## RECORDS FOR THE TASK
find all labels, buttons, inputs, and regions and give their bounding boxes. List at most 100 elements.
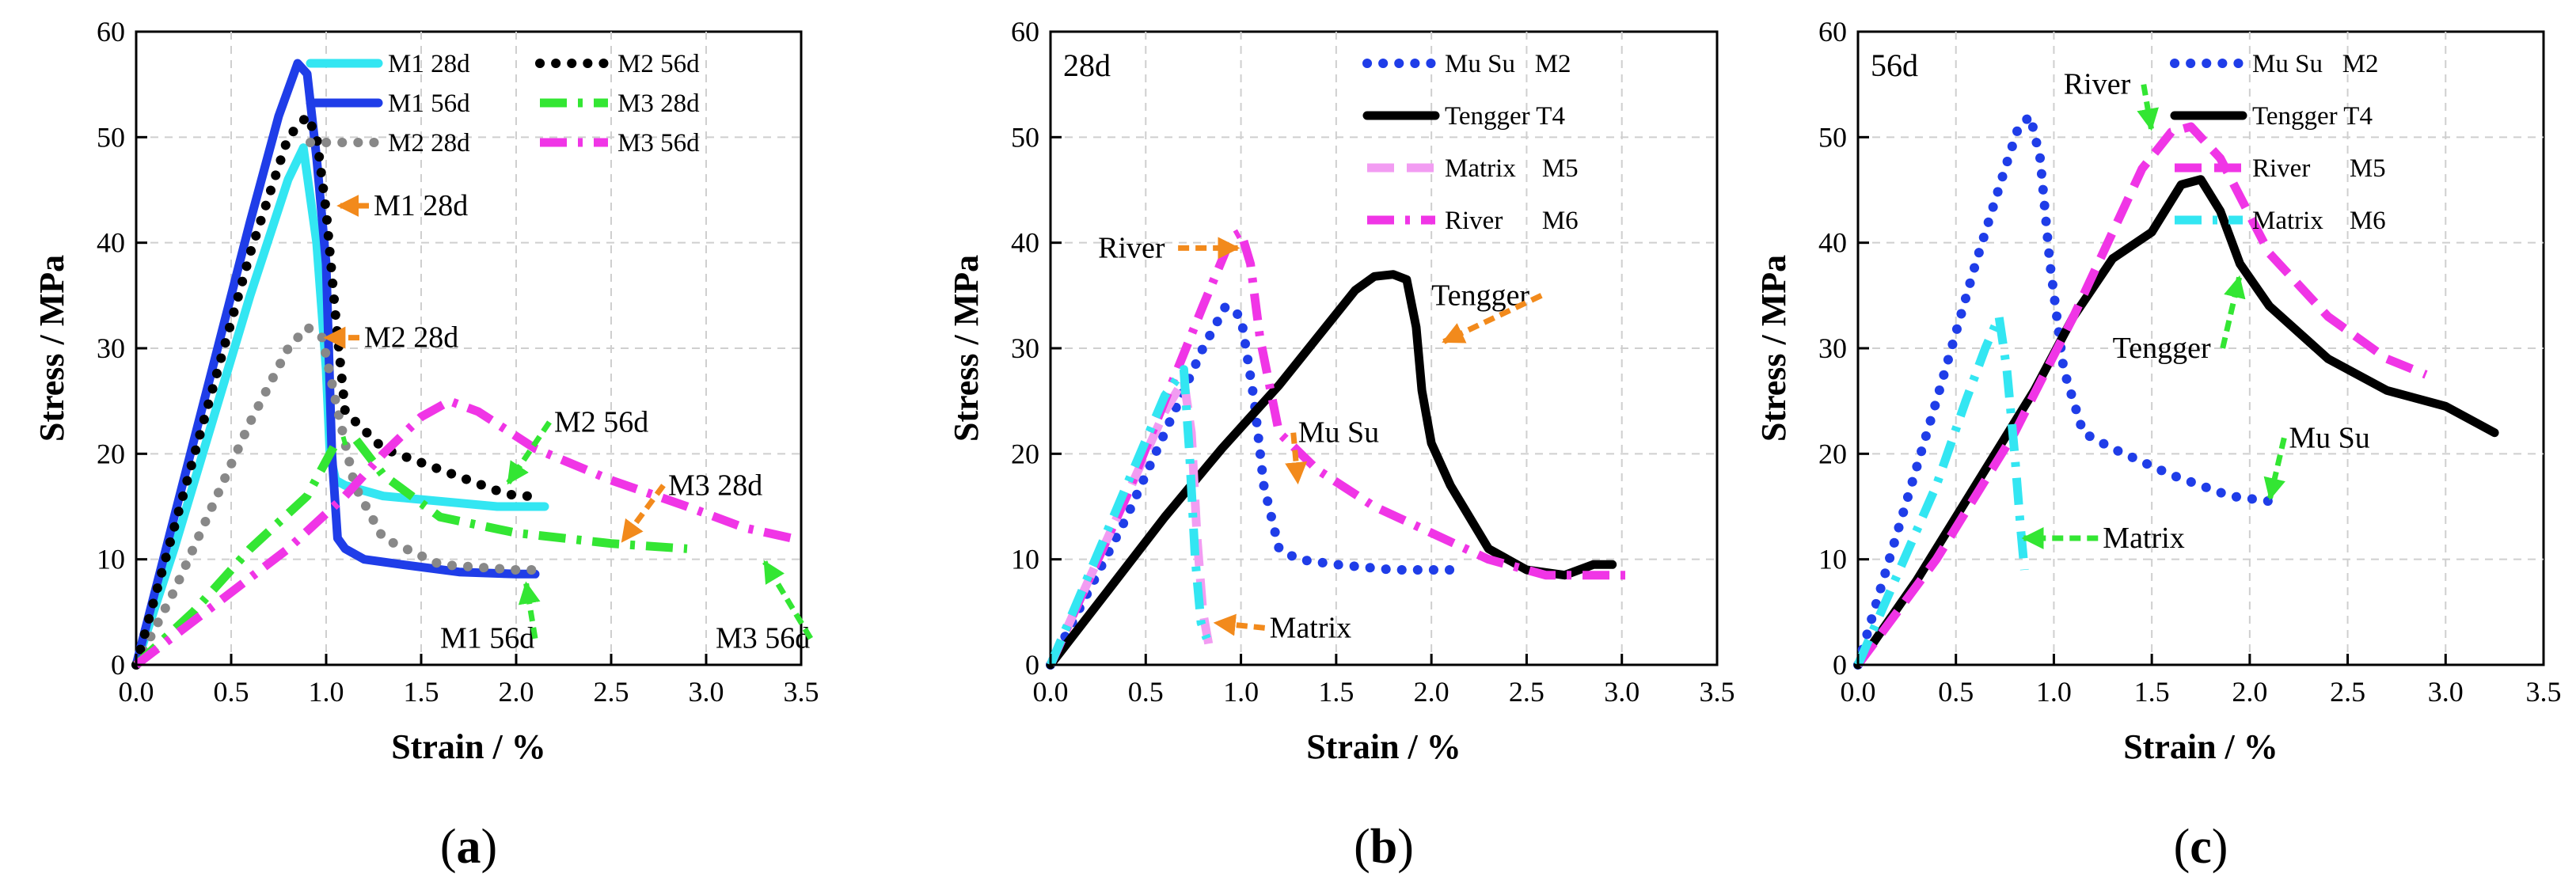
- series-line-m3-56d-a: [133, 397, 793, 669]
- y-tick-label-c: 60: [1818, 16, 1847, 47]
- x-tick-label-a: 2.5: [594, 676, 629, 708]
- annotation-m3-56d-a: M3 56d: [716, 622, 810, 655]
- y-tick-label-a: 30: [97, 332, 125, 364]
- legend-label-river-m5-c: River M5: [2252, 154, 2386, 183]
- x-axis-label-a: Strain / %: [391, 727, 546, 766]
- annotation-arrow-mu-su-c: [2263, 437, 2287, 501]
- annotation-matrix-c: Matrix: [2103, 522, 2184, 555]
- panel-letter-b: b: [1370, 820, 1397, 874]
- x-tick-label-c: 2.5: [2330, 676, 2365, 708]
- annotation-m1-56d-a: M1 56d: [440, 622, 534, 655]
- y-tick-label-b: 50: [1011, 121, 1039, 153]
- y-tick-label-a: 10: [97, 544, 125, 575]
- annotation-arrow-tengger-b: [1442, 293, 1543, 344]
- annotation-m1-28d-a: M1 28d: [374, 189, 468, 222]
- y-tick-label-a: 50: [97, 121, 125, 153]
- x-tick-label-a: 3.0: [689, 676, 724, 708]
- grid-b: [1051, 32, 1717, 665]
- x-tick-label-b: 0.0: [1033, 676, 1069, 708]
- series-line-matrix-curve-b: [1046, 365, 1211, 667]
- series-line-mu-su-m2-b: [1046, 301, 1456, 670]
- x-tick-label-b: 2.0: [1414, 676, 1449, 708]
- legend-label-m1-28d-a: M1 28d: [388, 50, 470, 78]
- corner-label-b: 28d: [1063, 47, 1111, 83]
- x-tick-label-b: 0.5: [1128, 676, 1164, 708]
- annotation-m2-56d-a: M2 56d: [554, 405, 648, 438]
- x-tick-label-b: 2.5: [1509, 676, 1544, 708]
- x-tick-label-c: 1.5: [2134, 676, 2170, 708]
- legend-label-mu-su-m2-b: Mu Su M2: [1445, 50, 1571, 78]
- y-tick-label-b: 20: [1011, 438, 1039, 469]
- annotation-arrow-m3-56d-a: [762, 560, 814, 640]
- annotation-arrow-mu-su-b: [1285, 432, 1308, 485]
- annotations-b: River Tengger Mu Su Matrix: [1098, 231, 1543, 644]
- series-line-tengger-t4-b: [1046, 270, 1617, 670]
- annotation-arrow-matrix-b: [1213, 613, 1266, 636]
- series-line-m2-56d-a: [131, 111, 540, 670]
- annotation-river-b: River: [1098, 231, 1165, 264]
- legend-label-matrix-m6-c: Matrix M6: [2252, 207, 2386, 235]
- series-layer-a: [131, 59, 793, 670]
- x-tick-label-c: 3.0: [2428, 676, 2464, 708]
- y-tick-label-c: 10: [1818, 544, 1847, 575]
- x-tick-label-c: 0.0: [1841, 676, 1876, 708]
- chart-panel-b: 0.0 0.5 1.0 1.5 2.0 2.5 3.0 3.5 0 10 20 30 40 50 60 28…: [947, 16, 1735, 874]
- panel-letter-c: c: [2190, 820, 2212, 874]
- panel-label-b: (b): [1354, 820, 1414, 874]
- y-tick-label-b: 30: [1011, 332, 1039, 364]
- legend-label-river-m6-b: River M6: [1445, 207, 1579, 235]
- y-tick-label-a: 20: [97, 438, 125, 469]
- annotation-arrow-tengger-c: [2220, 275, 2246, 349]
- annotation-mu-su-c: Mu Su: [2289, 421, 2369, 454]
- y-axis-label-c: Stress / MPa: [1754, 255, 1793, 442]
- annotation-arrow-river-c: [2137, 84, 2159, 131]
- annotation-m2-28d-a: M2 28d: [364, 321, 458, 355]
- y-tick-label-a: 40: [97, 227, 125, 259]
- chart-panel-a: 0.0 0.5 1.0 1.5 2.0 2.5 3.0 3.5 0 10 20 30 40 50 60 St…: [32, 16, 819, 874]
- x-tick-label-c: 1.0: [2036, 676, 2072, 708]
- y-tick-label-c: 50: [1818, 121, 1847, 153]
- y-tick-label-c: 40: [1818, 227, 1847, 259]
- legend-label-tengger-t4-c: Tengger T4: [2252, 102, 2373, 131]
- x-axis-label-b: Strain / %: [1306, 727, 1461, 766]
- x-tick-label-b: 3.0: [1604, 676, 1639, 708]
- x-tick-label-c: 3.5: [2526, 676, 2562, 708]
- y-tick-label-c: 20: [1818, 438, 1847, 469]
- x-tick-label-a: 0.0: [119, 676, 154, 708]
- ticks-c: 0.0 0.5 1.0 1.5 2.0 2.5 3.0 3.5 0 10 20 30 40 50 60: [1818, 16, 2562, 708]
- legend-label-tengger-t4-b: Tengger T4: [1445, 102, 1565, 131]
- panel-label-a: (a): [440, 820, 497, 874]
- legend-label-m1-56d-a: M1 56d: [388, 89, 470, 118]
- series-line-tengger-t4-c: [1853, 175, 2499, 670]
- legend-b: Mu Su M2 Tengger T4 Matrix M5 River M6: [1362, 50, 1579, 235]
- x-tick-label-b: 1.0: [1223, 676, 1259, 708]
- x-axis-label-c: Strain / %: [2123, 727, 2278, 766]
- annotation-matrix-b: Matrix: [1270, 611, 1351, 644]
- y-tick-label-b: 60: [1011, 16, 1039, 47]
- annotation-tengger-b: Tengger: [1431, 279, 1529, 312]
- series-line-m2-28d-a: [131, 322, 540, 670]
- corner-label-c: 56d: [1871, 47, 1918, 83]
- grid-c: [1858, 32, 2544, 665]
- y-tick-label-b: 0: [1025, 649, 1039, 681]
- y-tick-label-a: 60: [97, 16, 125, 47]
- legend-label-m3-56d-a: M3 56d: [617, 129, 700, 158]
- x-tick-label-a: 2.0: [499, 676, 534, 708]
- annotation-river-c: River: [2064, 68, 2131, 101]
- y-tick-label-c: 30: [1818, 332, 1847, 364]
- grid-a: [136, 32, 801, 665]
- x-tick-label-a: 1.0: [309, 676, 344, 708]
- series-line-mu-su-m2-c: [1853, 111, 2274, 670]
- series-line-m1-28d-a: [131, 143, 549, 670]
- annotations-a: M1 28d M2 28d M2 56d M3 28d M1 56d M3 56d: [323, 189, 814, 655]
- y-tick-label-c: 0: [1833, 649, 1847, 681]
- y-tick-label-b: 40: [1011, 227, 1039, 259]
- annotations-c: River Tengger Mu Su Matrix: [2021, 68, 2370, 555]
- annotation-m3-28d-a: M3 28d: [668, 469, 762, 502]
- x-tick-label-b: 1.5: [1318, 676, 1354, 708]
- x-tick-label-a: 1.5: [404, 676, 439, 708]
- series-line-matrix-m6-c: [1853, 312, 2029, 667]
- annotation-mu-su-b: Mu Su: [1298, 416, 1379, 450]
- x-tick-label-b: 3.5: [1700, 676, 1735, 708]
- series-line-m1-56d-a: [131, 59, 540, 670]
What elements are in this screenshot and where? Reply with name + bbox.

## STATED PROBLEM
Please pull out every line in the data above that contains the string "panel" and copy each one in full.

## EXPECTED OUTPUT
- panel-letter-b: b: [1370, 820, 1397, 874]
- chart-panel-b: 0.0 0.5 1.0 1.5 2.0 2.5 3.0 3.5 0 10 20 30 40 50 60 28…: [947, 16, 1735, 874]
- panel-letter-c: c: [2190, 820, 2212, 874]
- panel-label-b: (b): [1354, 820, 1414, 874]
- chart-panel-a: 0.0 0.5 1.0 1.5 2.0 2.5 3.0 3.5 0 10 20 30 40 50 60 St…: [32, 16, 819, 874]
- panel-label-a: (a): [440, 820, 497, 874]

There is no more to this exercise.